Information shown:
##############################

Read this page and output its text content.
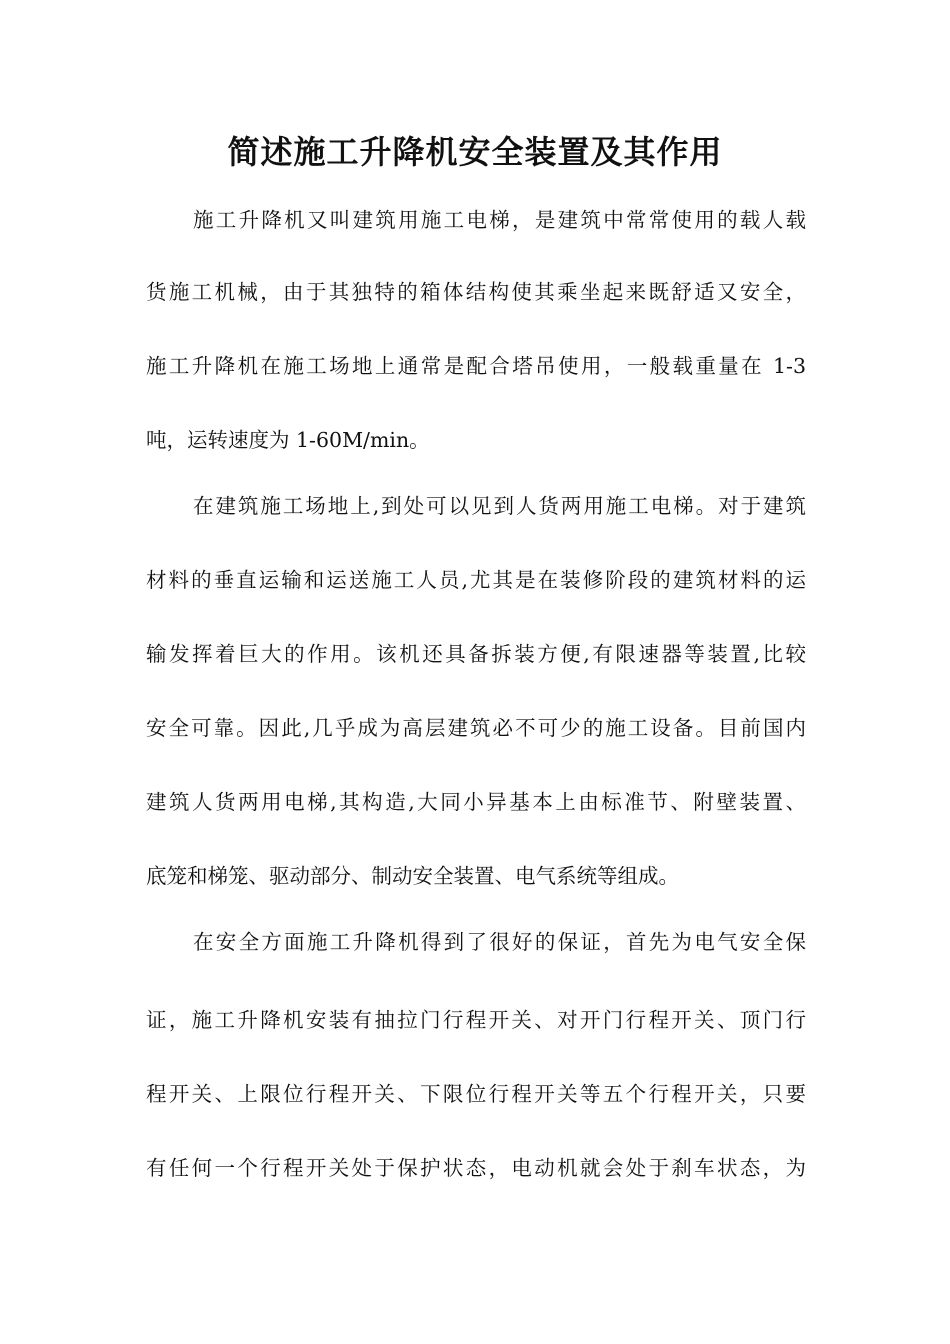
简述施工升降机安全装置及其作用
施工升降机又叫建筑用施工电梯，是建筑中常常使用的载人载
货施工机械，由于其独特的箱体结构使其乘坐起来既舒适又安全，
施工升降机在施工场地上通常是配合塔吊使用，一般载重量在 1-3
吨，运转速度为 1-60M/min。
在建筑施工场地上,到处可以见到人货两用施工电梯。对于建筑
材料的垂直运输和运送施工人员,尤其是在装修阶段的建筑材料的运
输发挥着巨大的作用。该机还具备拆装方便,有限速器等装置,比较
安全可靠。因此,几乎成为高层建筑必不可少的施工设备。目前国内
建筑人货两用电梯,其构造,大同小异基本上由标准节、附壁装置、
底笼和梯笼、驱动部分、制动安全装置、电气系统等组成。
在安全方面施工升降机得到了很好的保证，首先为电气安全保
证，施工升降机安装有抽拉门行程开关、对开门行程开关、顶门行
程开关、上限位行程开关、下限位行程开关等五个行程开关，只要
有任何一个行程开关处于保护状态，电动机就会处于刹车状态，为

##############################

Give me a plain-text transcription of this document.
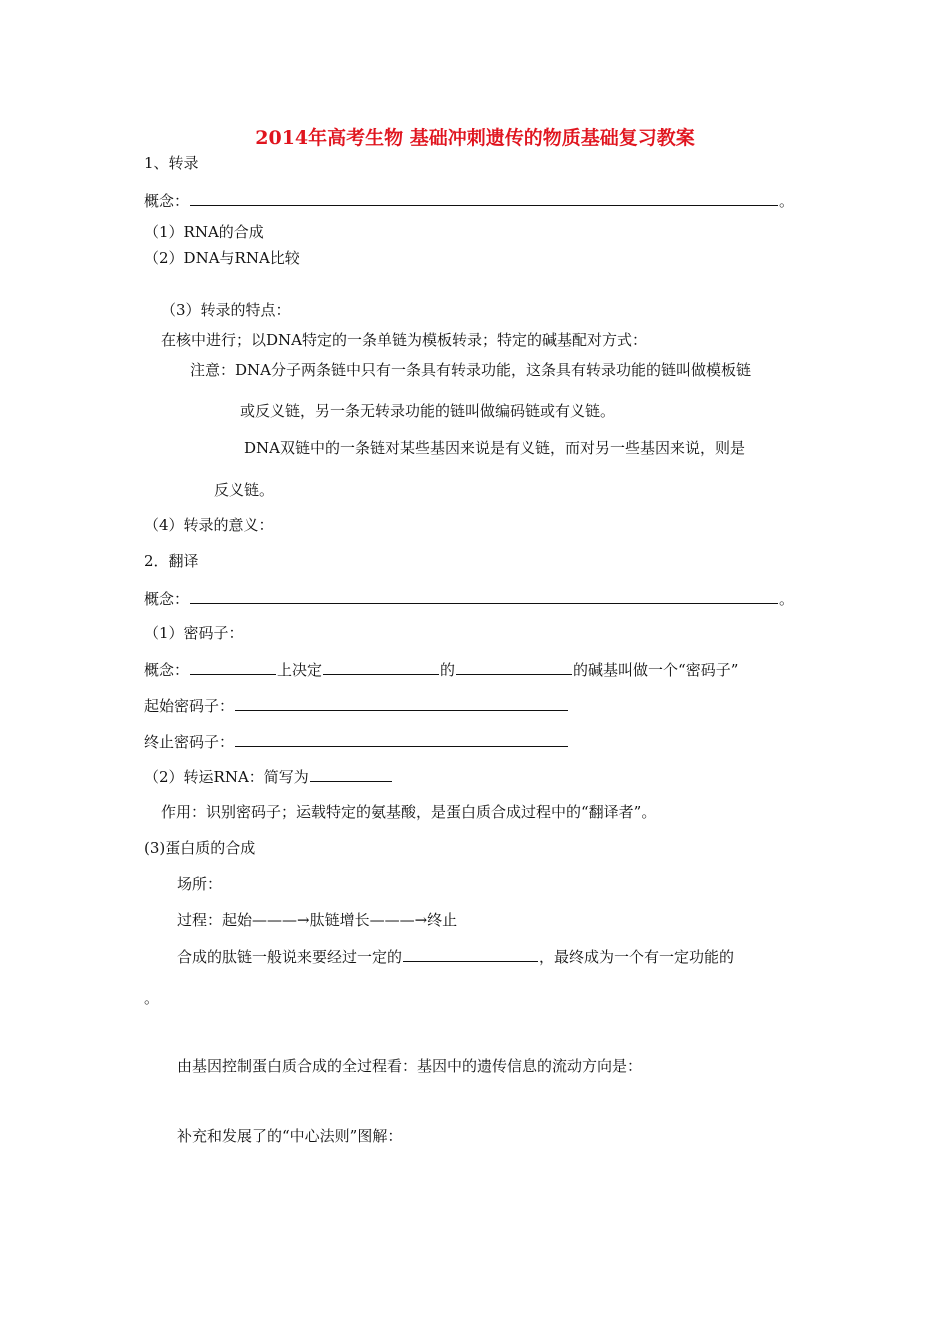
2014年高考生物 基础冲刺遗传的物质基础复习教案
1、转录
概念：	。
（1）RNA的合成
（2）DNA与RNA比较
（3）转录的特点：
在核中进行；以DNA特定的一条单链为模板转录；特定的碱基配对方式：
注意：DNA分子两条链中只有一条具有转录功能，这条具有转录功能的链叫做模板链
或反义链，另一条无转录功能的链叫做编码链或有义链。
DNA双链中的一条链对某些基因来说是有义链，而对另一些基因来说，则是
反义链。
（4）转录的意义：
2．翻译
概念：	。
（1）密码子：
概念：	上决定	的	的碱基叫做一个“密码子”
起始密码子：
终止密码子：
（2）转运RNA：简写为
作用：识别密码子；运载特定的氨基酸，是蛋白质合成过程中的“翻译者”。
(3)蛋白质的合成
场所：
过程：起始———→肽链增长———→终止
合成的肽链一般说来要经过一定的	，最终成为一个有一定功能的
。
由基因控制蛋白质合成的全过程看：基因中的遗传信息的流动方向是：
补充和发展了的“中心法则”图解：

##############################

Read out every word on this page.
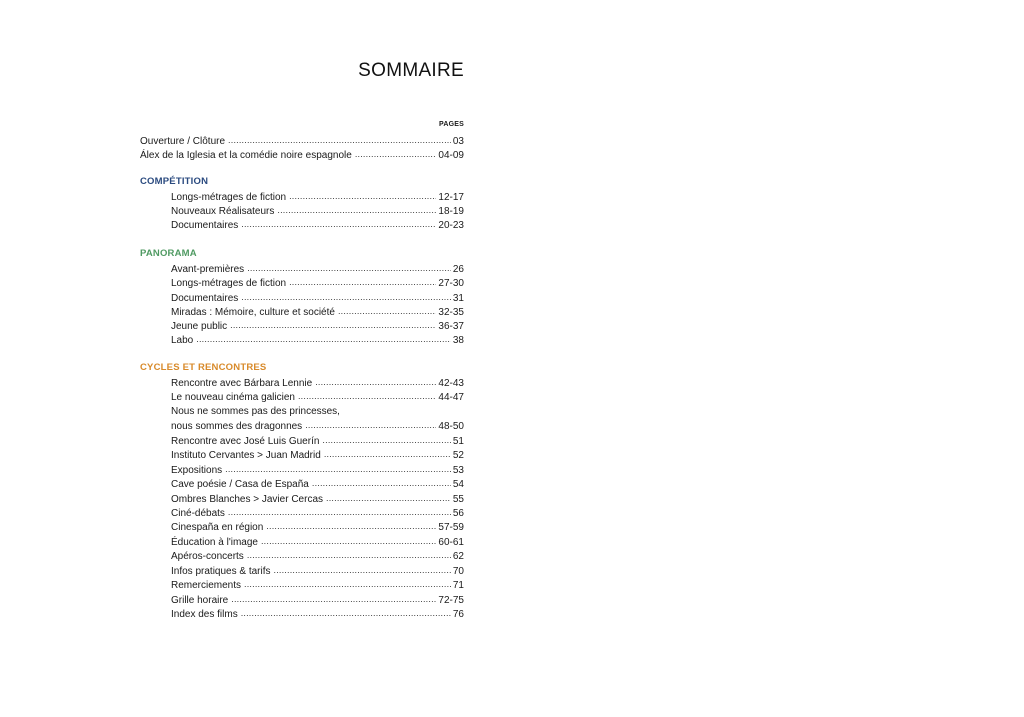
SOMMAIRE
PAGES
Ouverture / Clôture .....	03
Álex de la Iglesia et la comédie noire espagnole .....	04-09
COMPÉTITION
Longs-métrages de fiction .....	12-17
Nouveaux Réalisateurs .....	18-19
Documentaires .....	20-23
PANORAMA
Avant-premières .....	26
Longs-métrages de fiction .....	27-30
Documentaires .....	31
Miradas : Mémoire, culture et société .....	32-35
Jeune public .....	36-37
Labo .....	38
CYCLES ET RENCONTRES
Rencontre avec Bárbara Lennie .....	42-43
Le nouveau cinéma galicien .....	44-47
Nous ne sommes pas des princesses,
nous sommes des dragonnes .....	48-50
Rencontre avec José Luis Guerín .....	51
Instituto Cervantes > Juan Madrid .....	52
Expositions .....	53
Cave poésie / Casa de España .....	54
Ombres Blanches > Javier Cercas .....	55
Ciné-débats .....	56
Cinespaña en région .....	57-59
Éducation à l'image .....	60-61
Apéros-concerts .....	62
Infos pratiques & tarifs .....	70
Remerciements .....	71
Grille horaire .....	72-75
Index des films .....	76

##############################

Task instructions: Find the lines above holding the word "métrages" and show them.

Complete output:
Longs-métrages de fiction .....	12-17
Longs-métrages de fiction .....	27-30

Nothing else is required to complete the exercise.